## BEGIN Given information

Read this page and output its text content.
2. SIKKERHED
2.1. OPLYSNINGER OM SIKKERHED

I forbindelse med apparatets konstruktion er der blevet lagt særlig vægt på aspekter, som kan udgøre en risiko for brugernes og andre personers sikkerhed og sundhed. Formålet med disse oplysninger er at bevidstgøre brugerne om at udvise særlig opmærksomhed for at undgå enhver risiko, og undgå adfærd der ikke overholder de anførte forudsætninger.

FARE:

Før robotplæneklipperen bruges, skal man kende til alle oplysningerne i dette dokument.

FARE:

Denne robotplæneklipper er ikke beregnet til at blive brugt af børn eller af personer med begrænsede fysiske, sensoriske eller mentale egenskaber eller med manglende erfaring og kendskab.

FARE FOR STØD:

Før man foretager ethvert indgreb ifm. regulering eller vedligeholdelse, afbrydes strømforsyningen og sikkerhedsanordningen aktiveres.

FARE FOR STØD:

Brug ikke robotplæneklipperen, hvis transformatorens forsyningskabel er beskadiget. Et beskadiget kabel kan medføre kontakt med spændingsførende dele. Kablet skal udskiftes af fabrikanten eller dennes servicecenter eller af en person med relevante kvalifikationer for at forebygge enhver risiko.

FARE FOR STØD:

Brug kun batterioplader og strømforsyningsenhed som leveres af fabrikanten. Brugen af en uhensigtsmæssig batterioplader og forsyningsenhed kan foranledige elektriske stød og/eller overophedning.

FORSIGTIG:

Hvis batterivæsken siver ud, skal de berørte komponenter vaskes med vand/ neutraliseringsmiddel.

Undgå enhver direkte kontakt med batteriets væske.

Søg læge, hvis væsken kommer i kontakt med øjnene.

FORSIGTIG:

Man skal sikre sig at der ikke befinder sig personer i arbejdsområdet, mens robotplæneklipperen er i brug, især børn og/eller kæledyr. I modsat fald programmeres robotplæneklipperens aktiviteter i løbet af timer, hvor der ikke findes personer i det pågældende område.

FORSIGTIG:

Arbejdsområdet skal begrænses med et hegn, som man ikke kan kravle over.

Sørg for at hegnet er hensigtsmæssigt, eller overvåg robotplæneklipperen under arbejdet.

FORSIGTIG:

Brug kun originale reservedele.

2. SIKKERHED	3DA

## END Given information

Requirements: Copy all the records above exactly, missing none.

Completed task:
Read this page and output its text content.
2. SIKKERHED
2.1. OPLYSNINGER OM SIKKERHED

I forbindelse med apparatets konstruktion er der blevet lagt særlig vægt på aspekter, som kan udgøre en risiko for brugernes og andre personers sikkerhed og sundhed. Formålet med disse oplysninger er at bevidstgøre brugerne om at udvise særlig opmærksomhed for at undgå enhver risiko, og undgå adfærd der ikke overholder de anførte forudsætninger.

FARE:

Før robotplæneklipperen bruges, skal man kende til alle oplysningerne i dette dokument.

FARE:

Denne robotplæneklipper er ikke beregnet til at blive brugt af børn eller af personer med begrænsede fysiske, sensoriske eller mentale egenskaber eller med manglende erfaring og kendskab.

FARE FOR STØD:

Før man foretager ethvert indgreb ifm. regulering eller vedligeholdelse, afbrydes strømforsyningen og sikkerhedsanordningen aktiveres.

FARE FOR STØD:

Brug ikke robotplæneklipperen, hvis transformatorens forsyningskabel er beskadiget. Et beskadiget kabel kan medføre kontakt med spændingsførende dele. Kablet skal udskiftes af fabrikanten eller dennes servicecenter eller af en person med relevante kvalifikationer for at forebygge enhver risiko.

FARE FOR STØD:

Brug kun batterioplader og strømforsyningsenhed som leveres af fabrikanten. Brugen af en uhensigtsmæssig batterioplader og forsyningsenhed kan foranledige elektriske stød og/eller overophedning.

FORSIGTIG:

Hvis batterivæsken siver ud, skal de berørte komponenter vaskes med vand/ neutraliseringsmiddel.

Undgå enhver direkte kontakt med batteriets væske.

Søg læge, hvis væsken kommer i kontakt med øjnene.

FORSIGTIG:

Man skal sikre sig at der ikke befinder sig personer i arbejdsområdet, mens robotplæneklipperen er i brug, især børn og/eller kæledyr. I modsat fald programmeres robotplæneklipperens aktiviteter i løbet af timer, hvor der ikke findes personer i det pågældende område.

FORSIGTIG:

Arbejdsområdet skal begrænses med et hegn, som man ikke kan kravle over.

Sørg for at hegnet er hensigtsmæssigt, eller overvåg robotplæneklipperen under arbejdet.

FORSIGTIG:

Brug kun originale reservedele.

2. SIKKERHED	3DA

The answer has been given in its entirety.